→ **Aim of the task**: Filter the entries below, keeping only lines with the word "more".

--- Stored rows ---

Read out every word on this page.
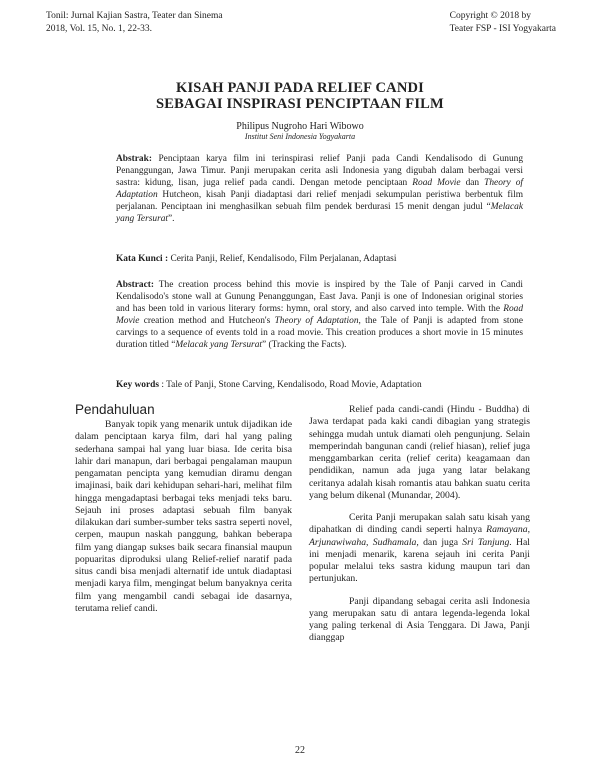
Tonil: Jurnal Kajian Sastra, Teater dan Sinema
2018, Vol. 15, No. 1, 22-33.
Copyright © 2018 by
Teater FSP - ISI Yogyakarta
KISAH PANJI PADA RELIEF CANDI
SEBAGAI INSPIRASI PENCIPTAAN FILM
Philipus Nugroho Hari Wibowo
Institut Seni Indonesia Yogyakarta
Abstrak: Penciptaan karya film ini terinspirasi relief Panji pada Candi Kendalisodo di Gunung Penanggungan, Jawa Timur. Panji merupakan cerita asli Indonesia yang digubah dalam berbagai versi sastra: kidung, lisan, juga relief pada candi. Dengan metode penciptaan Road Movie dan Theory of Adaptation Hutcheon, kisah Panji diadaptasi dari relief menjadi sekumpulan peristiwa berbentuk film perjalanan. Penciptaan ini menghasilkan sebuah film pendek berdurasi 15 menit dengan judul “Melacak yang Tersurat”.
Kata Kunci : Cerita Panji, Relief, Kendalisodo, Film Perjalanan, Adaptasi
Abstract: The creation process behind this movie is inspired by the Tale of Panji carved in Candi Kendalisodo's stone wall at Gunung Penanggungan, East Java. Panji is one of Indonesian original stories and has been told in various literary forms: hymn, oral story, and also carved into temple. With the Road Movie creation method and Hutcheon's Theory of Adaptation, the Tale of Panji is adapted from stone carvings to a sequence of events told in a road movie. This creation produces a short movie in 15 minutes duration titled “Melacak yang Tersurat” (Tracking the Facts).
Key words : Tale of Panji, Stone Carving, Kendalisodo, Road Movie, Adaptation
Pendahuluan

Banyak topik yang menarik untuk dijadikan ide dalam penciptaan karya film, dari hal yang paling sederhana sampai hal yang luar biasa. Ide cerita bisa lahir dari manapun, dari berbagai pengalaman maupun pengamatan pencipta yang kemudian diramu dengan imajinasi, baik dari kehidupan sehari-hari, melihat film hingga mengadaptasi berbagai teks menjadi teks baru. Sejauh ini proses adaptasi sebuah film banyak dilakukan dari sumber-sumber teks sastra seperti novel, cerpen, maupun naskah panggung, bahkan beberapa film yang diangap sukses baik secara finansial maupun popuaritas diproduksi ulang Relief-relief naratif pada situs candi bisa menjadi alternatif ide untuk diadaptasi menjadi karya film, mengingat belum banyaknya cerita film yang mengambil candi sebagai ide dasarnya, terutama relief candi.

Relief pada candi-candi (Hindu - Buddha) di Jawa terdapat pada kaki candi dibagian yang strategis sehingga mudah untuk diamati oleh pengunjung. Selain memperindah bangunan candi (relief hiasan), relief juga menggambarkan cerita (relief cerita) keagamaan dan pendidikan, namun ada juga yang latar belakang ceritanya adalah kisah romantis atau bahkan suatu cerita yang belum dikenal (Munandar, 2004).

Cerita Panji merupakan salah satu kisah yang dipahatkan di dinding candi seperti halnya Ramayana, Arjunawiwaha, Sudhamala, dan juga Sri Tanjung. Hal ini menjadi menarik, karena sejauh ini cerita Panji popular melalui teks sastra kidung maupun tari dan pertunjukan.

Panji dipandang sebagai cerita asli Indonesia yang merupakan satu di antara legenda-legenda lokal yang paling terkenal di Asia Tenggara. Di Jawa, Panji dianggap

22
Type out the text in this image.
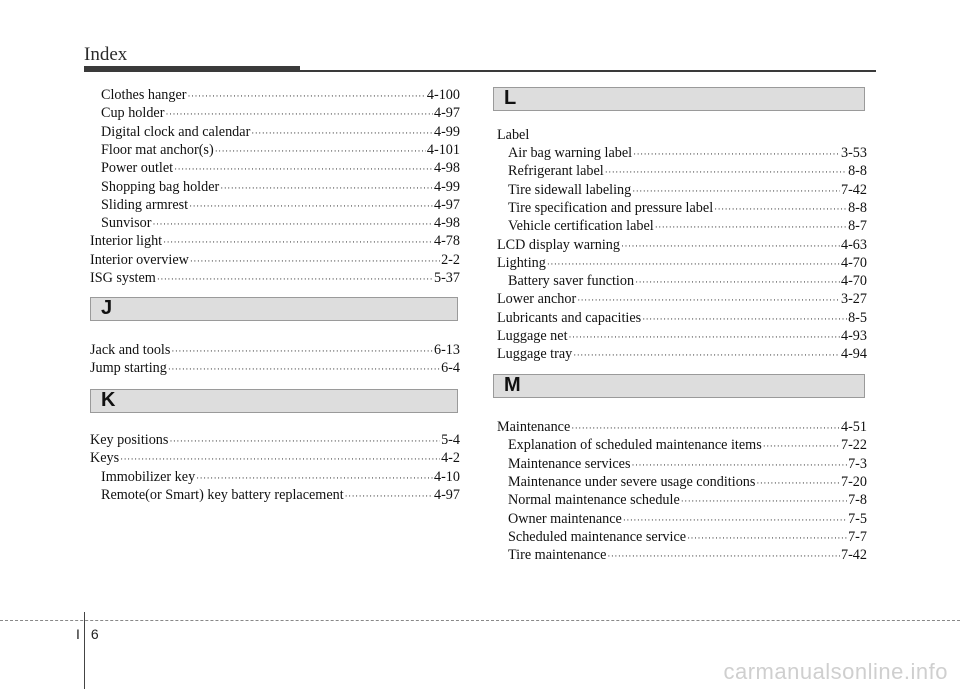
Index
J
K
Clothes hanger ·····	4-100
Cup holder ·····	4-97
Digital clock and calendar ·····	4-99
Floor mat anchor(s) ·····	4-101
Power outlet ·····	4-98
Shopping bag holder ·····	4-99
Sliding armrest ·····	4-97
Sunvisor ·····	4-98
Interior light ·····	4-78
Interior overview ·····	2-2
ISG system ·····	5-37
Jack and tools ·····	6-13
Jump starting ·····	6-4
Key positions ·····	5-4
Keys ·····	4-2
Immobilizer key ·····	4-10
Remote(or Smart) key battery replacement ·····	4-97
L
Label
M
Air bag warning label ·····	3-53
Refrigerant label ·····	8-8
Tire sidewall labeling ·····	7-42
Tire specification and pressure label ·····	8-8
Vehicle certification label ·····	8-7
LCD display warning ·····	4-63
Lighting ·····	4-70
Battery saver function ·····	4-70
Lower anchor ·····	3-27
Lubricants and capacities ·····	8-5
Luggage net ·····	4-93
Luggage tray ·····	4-94
Maintenance ·····	4-51
Explanation of scheduled maintenance items ·····	7-22
Maintenance services ·····	7-3
Maintenance under severe usage conditions ·····	7-20
Normal maintenance schedule ·····	7-8
Owner maintenance ·····	7-5
Scheduled maintenance service ·····	7-7
Tire maintenance ·····	7-42
I 6
carmanualsonline.info
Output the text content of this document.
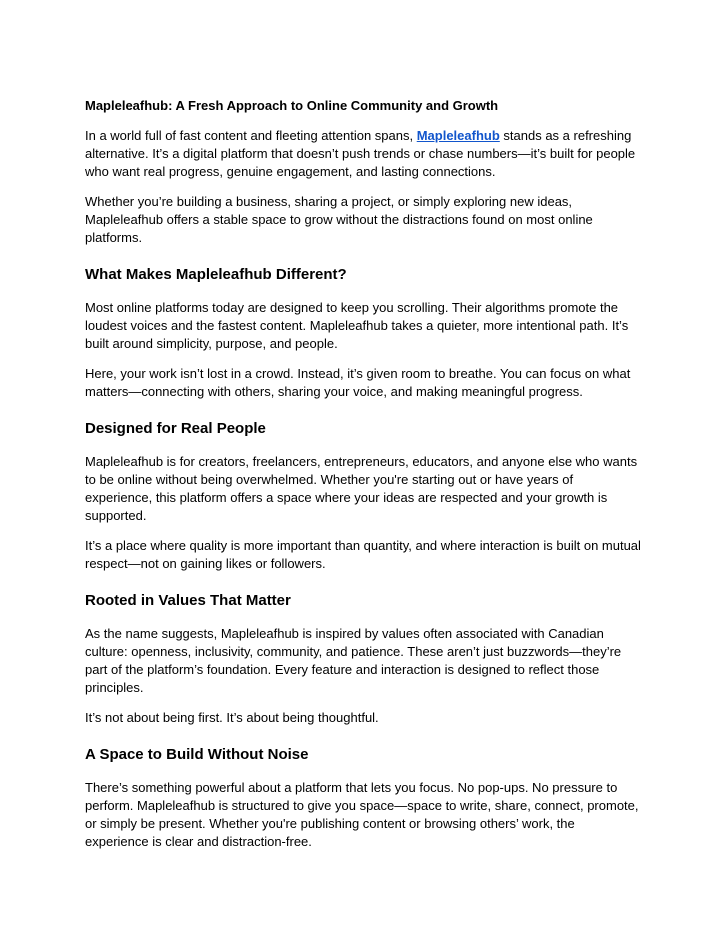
Mapleleafhub: A Fresh Approach to Online Community and Growth

In a world full of fast content and fleeting attention spans, Mapleleafhub stands as a refreshing alternative. It’s a digital platform that doesn’t push trends or chase numbers—it’s built for people who want real progress, genuine engagement, and lasting connections.

Whether you’re building a business, sharing a project, or simply exploring new ideas, Mapleleafhub offers a stable space to grow without the distractions found on most online platforms.

What Makes Mapleleafhub Different?

Most online platforms today are designed to keep you scrolling. Their algorithms promote the loudest voices and the fastest content. Mapleleafhub takes a quieter, more intentional path. It’s built around simplicity, purpose, and people.

Here, your work isn’t lost in a crowd. Instead, it’s given room to breathe. You can focus on what matters—connecting with others, sharing your voice, and making meaningful progress.

Designed for Real People

Mapleleafhub is for creators, freelancers, entrepreneurs, educators, and anyone else who wants to be online without being overwhelmed. Whether you're starting out or have years of experience, this platform offers a space where your ideas are respected and your growth is supported.

It’s a place where quality is more important than quantity, and where interaction is built on mutual respect—not on gaining likes or followers.

Rooted in Values That Matter

As the name suggests, Mapleleafhub is inspired by values often associated with Canadian culture: openness, inclusivity, community, and patience. These aren’t just buzzwords—they’re part of the platform’s foundation. Every feature and interaction is designed to reflect those principles.

It’s not about being first. It’s about being thoughtful.

A Space to Build Without Noise

There’s something powerful about a platform that lets you focus. No pop-ups. No pressure to perform. Mapleleafhub is structured to give you space—space to write, share, connect, promote, or simply be present. Whether you're publishing content or browsing others’ work, the experience is clear and distraction-free.
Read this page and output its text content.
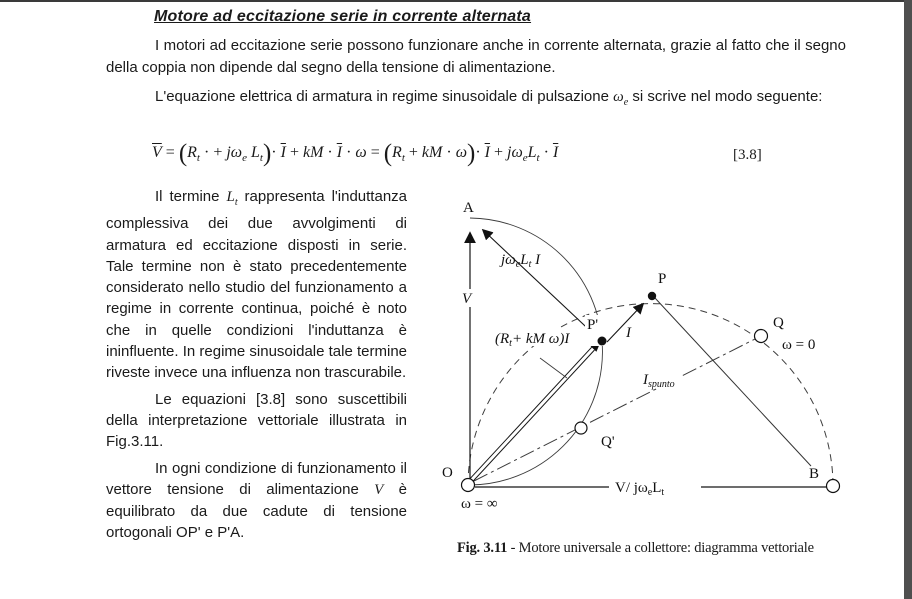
Motore ad eccitazione serie in corrente alternata
I motori ad eccitazione serie possono funzionare anche in corrente alternata, grazie al fatto che il segno della coppia non dipende dal segno della tensione di alimentazione.
L'equazione elettrica di armatura in regime sinusoidale di pulsazione $\omega_e$ si scrive nel modo seguente:
$\overline{V} = (R_t$ · + $j\omega_e$ $L_t)\cdot \overline{I}$ + kM · $\overline{I} \cdot \omega = (R_t$ + kM · $\omega)\cdot \overline{I} + j\omega_eL_t \cdot \overline{I}$	[3.8]

Il termine $L_t$ rappresenta l'induttanza complessiva dei due avvolgimenti di armatura ed eccitazione disposti in serie. Tale termine non è stato precedentemente considerato nello studio del funzionamento a regime in corrente continua, poiché è noto che in quelle condizioni l'induttanza è ininfluente. In regime sinusoidale tale termine riveste invece una influenza non trascurabile.

Le equazioni [3.8] sono suscettibili della interpretazione vettoriale illustrata in Fig.3.11.

In ogni condizione di funzionamento il vettore tensione di alimentazione V è equilibrato da due cadute di tensione ortogonali OP' e P'A.

A
O	B
P
P'	Q
Q'
V
I
ω = ∞
ω = 0
$j\omega_eL_t$ I
($R_t+$ kM ω)I
$I_{spunto}$
V/ $j\omega_eL_t$
Fig. 3.11 - Motore universale a collettore: diagramma vettoriale
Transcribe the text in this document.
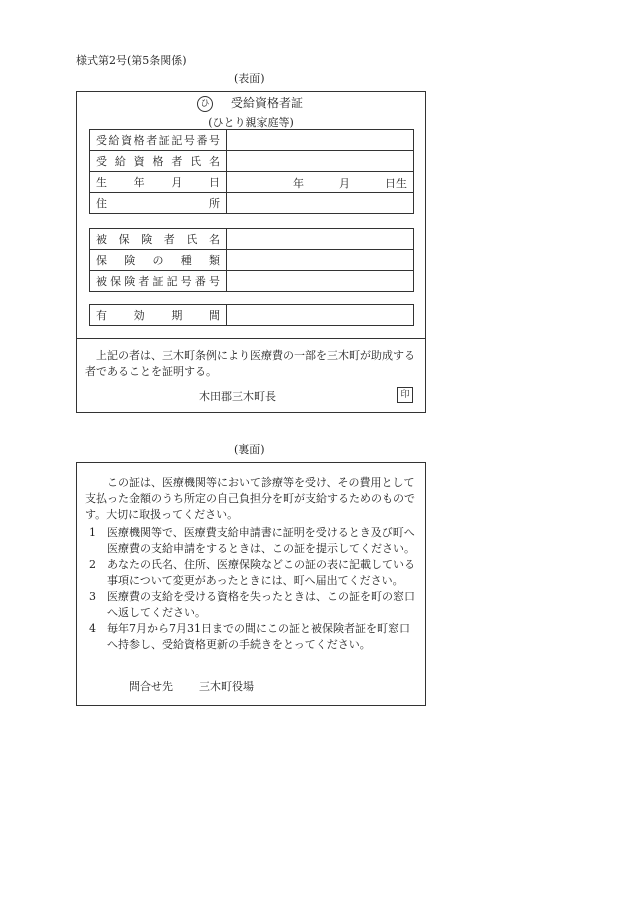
様式第2号(第5条関係)
(表面)
ひ 受給資格者証
(ひとり親家庭等)
受給資格者証記号番号	
受給資格者氏名	
生年月日	年 月 日生

住所	
被保険者氏名	
保険の種類	
被保険者証記号番号	
有効期間	
上記の者は、三木町条例により医療費の一部を三木町が助成する者であることを証明する。
木田郡三木町長	印
(裏面)
この証は、医療機関等において診療等を受け、その費用として支払った金額のうち所定の自己負担分を町が支給するためのものです。大切に取扱ってください。
1 医療機関等で、医療費支給申請書に証明を受けるとき及び町へ医療費の支給申請をするときは、この証を提示してください。
2 あなたの氏名、住所、医療保険などこの証の表に記載している事項について変更があったときには、町へ届出てください。
3 医療費の支給を受ける資格を失ったときは、この証を町の窓口へ返してください。
4 毎年7月から7月31日までの間にこの証と被保険者証を町窓口へ持参し、受給資格更新の手続きをとってください。
問合せ先 三木町役場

---

→ **Written solution**:
Most online platforms today are designed to keep you scrolling. Their algorithms promote the loudest voices and the fastest content. Mapleleafhub takes a quieter, more intentional path. It’s built around simplicity, purpose, and people.
It’s a place where quality is more important than quantity, and where interaction is built on mutual respect—not on gaining likes or followers.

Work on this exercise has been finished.